= DIRECTION =
Your task is to reproduce the material exactly.

= EXTRACTED ENTRIES =
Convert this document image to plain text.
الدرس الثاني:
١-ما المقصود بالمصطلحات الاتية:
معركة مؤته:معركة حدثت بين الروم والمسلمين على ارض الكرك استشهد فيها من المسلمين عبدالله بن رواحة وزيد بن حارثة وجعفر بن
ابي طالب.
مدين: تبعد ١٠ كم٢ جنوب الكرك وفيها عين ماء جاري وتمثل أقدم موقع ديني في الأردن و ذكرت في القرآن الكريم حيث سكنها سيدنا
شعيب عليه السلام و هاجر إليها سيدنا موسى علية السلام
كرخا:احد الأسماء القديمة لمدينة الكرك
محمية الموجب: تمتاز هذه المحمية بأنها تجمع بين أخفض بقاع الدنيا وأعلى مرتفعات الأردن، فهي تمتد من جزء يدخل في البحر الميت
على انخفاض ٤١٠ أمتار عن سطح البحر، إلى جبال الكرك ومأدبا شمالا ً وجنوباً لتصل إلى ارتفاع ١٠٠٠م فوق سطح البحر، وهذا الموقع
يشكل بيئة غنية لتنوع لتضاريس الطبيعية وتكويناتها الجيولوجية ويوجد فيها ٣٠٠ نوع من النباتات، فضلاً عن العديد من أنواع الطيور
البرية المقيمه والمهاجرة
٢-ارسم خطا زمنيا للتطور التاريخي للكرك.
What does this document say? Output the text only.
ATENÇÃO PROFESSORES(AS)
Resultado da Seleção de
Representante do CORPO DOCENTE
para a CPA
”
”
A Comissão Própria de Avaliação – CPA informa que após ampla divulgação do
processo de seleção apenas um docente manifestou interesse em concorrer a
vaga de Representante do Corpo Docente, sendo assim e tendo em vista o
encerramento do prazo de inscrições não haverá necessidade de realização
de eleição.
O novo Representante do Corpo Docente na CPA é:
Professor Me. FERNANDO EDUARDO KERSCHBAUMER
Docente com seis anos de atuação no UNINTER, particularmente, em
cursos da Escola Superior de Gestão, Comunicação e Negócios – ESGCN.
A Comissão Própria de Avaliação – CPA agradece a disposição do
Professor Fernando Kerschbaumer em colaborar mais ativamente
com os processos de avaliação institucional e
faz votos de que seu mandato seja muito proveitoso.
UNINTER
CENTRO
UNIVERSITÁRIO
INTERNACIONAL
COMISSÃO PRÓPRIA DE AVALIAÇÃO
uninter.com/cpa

= ANSWER FOR THIS EXERCISE =
Convert this document image to plain text.
الدرس الثاني:
١-ما المقصود بالمصطلحات الاتية:
معركة مؤته:معركة حدثت بين الروم والمسلمين على ارض الكرك استشهد فيها من المسلمين عبدالله بن رواحة وزيد بن حارثة وجعفر بن
ابي طالب.
مدين: تبعد ١٠ كم٢ جنوب الكرك وفيها عين ماء جاري وتمثل أقدم موقع ديني في الأردن و ذكرت في القرآن الكريم حيث سكنها سيدنا
شعيب عليه السلام و هاجر إليها سيدنا موسى علية السلام
كرخا:احد الأسماء القديمة لمدينة الكرك
محمية الموجب: تمتاز هذه المحمية بأنها تجمع بين أخفض بقاع الدنيا وأعلى مرتفعات الأردن، فهي تمتد من جزء يدخل في البحر الميت
على انخفاض ٤١٠ أمتار عن سطح البحر، إلى جبال الكرك ومأدبا شمالا ً وجنوباً لتصل إلى ارتفاع ١٠٠٠م فوق سطح البحر، وهذا الموقع
يشكل بيئة غنية لتنوع لتضاريس الطبيعية وتكويناتها الجيولوجية ويوجد فيها ٣٠٠ نوع من النباتات، فضلاً عن العديد من أنواع الطيور
البرية المقيمه والمهاجرة
٢-ارسم خطا زمنيا للتطور التاريخي للكرك.
What does this document say? Output the text only.
ATENÇÃO PROFESSORES(AS)
Resultado da Seleção de
Representante do CORPO DOCENTE
para a CPA
”
”
A Comissão Própria de Avaliação – CPA informa que após ampla divulgação do
processo de seleção apenas um docente manifestou interesse em concorrer a
vaga de Representante do Corpo Docente, sendo assim e tendo em vista o
encerramento do prazo de inscrições não haverá necessidade de realização
de eleição.
O novo Representante do Corpo Docente na CPA é:
Professor Me. FERNANDO EDUARDO KERSCHBAUMER
Docente com seis anos de atuação no UNINTER, particularmente, em
cursos da Escola Superior de Gestão, Comunicação e Negócios – ESGCN.
A Comissão Própria de Avaliação – CPA agradece a disposição do
Professor Fernando Kerschbaumer em colaborar mais ativamente
com os processos de avaliação institucional e
faz votos de que seu mandato seja muito proveitoso.
UNINTER
CENTRO
UNIVERSITÁRIO
INTERNACIONAL
COMISSÃO PRÓPRIA DE AVALIAÇÃO
uninter.com/cpa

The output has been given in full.